→ **Dataset entries**
━━━━

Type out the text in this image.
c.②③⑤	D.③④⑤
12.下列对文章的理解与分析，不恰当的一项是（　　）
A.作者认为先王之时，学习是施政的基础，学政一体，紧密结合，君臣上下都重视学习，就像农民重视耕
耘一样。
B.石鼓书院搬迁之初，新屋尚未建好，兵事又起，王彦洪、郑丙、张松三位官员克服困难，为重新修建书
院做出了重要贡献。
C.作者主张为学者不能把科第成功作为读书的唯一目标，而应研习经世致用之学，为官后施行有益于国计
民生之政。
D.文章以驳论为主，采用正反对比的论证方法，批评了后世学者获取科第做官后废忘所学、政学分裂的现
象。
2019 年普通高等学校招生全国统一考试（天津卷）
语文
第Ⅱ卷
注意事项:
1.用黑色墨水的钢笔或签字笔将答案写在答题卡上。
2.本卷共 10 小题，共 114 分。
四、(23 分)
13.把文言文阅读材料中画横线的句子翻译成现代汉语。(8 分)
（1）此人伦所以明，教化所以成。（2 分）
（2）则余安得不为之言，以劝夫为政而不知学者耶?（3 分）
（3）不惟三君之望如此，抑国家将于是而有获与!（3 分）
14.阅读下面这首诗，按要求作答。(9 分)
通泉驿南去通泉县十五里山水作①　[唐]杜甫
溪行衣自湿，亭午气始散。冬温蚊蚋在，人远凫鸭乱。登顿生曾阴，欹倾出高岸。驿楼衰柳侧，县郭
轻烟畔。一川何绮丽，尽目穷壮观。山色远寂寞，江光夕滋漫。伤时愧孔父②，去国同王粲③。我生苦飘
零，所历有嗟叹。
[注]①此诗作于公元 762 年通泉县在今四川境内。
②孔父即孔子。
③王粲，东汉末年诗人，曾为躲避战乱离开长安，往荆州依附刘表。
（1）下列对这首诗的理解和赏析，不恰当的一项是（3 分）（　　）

━━━━

→ **DIRECTIONS**
Reproduce each line verbatim.

→ **RESULT BELOW**
Type out the text in this image.
c.②③⑤	D.③④⑤
12.下列对文章的理解与分析，不恰当的一项是（　　）
A.作者认为先王之时，学习是施政的基础，学政一体，紧密结合，君臣上下都重视学习，就像农民重视耕
耘一样。
B.石鼓书院搬迁之初，新屋尚未建好，兵事又起，王彦洪、郑丙、张松三位官员克服困难，为重新修建书
院做出了重要贡献。
C.作者主张为学者不能把科第成功作为读书的唯一目标，而应研习经世致用之学，为官后施行有益于国计
民生之政。
D.文章以驳论为主，采用正反对比的论证方法，批评了后世学者获取科第做官后废忘所学、政学分裂的现
象。
2019 年普通高等学校招生全国统一考试（天津卷）
语文
第Ⅱ卷
注意事项:
1.用黑色墨水的钢笔或签字笔将答案写在答题卡上。
2.本卷共 10 小题，共 114 分。
四、(23 分)
13.把文言文阅读材料中画横线的句子翻译成现代汉语。(8 分)
（1）此人伦所以明，教化所以成。（2 分）
（2）则余安得不为之言，以劝夫为政而不知学者耶?（3 分）
（3）不惟三君之望如此，抑国家将于是而有获与!（3 分）
14.阅读下面这首诗，按要求作答。(9 分)
通泉驿南去通泉县十五里山水作①　[唐]杜甫
溪行衣自湿，亭午气始散。冬温蚊蚋在，人远凫鸭乱。登顿生曾阴，欹倾出高岸。驿楼衰柳侧，县郭
轻烟畔。一川何绮丽，尽目穷壮观。山色远寂寞，江光夕滋漫。伤时愧孔父②，去国同王粲③。我生苦飘
零，所历有嗟叹。
[注]①此诗作于公元 762 年通泉县在今四川境内。
②孔父即孔子。
③王粲，东汉末年诗人，曾为躲避战乱离开长安，往荆州依附刘表。
（1）下列对这首诗的理解和赏析，不恰当的一项是（3 分）（　　）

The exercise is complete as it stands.